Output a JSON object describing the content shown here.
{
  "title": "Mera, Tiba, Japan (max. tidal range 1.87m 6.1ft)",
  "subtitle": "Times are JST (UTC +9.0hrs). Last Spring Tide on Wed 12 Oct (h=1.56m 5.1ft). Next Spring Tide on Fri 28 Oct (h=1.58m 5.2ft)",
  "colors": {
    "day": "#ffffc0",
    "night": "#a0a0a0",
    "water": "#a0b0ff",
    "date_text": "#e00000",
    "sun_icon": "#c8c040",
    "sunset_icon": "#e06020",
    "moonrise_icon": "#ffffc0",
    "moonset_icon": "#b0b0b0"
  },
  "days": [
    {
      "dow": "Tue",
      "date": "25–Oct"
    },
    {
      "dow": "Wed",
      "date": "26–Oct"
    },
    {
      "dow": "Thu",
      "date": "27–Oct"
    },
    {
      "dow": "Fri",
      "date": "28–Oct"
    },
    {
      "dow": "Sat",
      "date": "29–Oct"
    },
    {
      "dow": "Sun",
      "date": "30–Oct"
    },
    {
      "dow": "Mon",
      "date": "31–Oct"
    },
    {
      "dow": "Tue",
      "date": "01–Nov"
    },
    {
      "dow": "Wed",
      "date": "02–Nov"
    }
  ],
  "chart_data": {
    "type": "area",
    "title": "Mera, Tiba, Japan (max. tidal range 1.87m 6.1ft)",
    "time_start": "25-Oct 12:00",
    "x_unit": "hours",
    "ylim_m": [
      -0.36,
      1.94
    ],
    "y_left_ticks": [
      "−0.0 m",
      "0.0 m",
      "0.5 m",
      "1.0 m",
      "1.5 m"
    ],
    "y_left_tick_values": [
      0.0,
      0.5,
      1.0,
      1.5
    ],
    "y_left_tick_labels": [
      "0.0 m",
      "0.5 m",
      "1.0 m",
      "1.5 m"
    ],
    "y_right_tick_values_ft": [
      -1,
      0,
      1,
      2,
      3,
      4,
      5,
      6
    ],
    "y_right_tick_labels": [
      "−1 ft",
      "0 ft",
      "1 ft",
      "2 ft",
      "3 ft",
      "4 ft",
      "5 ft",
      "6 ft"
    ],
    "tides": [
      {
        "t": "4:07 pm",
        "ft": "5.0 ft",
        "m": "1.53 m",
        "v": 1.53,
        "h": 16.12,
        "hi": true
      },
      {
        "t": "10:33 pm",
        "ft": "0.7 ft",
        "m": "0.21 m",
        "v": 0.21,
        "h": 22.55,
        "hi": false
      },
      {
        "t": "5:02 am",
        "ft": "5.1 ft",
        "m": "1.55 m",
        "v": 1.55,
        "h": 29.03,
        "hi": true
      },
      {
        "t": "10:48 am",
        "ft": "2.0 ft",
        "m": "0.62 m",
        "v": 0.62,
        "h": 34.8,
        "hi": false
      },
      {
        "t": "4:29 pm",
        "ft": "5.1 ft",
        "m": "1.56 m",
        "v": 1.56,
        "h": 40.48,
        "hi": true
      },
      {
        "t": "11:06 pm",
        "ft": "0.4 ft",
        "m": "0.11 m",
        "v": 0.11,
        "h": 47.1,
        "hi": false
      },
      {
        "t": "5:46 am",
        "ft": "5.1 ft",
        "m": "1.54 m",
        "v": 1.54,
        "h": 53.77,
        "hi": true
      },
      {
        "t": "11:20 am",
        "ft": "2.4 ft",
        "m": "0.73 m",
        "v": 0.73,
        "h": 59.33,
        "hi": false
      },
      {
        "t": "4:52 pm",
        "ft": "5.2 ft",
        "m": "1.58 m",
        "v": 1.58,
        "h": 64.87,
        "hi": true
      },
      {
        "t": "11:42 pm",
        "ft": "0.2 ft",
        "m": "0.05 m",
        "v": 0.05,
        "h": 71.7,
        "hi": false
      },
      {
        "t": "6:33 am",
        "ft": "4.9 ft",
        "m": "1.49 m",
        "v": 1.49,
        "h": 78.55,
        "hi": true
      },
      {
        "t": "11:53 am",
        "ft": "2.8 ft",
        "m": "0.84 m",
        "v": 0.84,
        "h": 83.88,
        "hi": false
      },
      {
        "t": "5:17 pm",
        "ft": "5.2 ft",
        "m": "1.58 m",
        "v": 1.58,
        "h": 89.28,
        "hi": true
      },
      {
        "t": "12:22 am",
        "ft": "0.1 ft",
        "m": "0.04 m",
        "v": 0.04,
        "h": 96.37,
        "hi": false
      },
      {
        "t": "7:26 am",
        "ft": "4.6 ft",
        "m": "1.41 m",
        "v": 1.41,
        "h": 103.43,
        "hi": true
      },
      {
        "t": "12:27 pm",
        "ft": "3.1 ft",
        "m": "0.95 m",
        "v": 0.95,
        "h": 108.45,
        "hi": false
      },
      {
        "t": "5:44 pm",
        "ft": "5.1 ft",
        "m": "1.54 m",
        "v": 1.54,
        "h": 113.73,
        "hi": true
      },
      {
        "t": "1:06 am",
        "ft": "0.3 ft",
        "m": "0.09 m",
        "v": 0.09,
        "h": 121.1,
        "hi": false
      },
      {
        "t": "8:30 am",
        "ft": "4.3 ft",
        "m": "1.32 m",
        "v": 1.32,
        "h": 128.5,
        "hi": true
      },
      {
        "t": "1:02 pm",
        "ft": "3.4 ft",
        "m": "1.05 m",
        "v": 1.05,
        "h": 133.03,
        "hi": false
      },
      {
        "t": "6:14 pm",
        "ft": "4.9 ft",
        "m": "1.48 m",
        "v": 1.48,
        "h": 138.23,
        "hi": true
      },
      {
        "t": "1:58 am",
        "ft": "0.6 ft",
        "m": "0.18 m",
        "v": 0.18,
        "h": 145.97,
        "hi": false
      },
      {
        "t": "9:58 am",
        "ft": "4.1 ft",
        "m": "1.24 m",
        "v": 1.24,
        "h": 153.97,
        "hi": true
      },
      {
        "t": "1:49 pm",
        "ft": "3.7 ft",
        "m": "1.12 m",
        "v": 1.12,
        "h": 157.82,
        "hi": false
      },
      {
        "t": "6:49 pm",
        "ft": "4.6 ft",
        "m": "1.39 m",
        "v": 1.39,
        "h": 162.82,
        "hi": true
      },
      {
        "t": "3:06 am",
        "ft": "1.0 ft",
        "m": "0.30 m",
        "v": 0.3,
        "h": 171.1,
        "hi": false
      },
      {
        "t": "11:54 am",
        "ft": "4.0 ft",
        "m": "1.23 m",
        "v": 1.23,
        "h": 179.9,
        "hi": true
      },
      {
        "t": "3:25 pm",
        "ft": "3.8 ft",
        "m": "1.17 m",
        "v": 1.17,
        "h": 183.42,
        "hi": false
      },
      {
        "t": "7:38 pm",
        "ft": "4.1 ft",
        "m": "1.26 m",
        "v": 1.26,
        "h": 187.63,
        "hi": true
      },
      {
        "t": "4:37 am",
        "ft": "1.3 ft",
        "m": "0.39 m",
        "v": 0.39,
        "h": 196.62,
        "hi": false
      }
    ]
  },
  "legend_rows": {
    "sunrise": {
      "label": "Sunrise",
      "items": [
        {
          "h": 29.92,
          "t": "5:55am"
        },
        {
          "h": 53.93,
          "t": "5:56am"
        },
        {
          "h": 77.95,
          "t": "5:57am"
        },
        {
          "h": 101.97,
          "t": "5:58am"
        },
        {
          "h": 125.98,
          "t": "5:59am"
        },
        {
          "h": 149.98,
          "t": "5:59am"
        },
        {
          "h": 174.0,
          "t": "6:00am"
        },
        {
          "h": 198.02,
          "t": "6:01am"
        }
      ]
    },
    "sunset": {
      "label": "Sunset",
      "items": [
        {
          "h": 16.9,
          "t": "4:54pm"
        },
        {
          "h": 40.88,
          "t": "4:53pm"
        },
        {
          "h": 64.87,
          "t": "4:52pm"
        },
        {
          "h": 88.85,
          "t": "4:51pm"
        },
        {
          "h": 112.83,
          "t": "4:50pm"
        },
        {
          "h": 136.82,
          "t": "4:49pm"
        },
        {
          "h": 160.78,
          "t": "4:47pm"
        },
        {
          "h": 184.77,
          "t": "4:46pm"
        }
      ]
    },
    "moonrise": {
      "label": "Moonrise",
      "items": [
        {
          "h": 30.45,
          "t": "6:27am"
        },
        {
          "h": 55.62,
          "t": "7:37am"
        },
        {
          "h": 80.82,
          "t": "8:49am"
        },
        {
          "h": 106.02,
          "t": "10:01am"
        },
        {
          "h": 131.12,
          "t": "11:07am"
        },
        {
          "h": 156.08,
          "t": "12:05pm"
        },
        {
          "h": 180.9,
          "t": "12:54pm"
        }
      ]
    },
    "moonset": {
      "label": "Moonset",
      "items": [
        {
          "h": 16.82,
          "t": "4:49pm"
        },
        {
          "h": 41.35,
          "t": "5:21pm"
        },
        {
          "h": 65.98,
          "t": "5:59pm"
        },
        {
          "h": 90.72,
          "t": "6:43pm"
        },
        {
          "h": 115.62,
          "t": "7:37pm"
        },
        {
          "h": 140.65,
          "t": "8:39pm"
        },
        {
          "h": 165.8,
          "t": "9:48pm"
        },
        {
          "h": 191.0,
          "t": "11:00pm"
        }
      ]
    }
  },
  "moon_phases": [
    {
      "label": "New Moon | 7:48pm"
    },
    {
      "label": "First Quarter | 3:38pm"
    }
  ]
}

++++

WORK TO BE COMPLETED
Copy out all lines above that include the string "Japan".

OUTPUT BELOW
  "title": "Mera, Tiba, Japan (max. tidal range 1.87m 6.1ft)",
    "title": "Mera, Tiba, Japan (max. tidal range 1.87m 6.1ft)",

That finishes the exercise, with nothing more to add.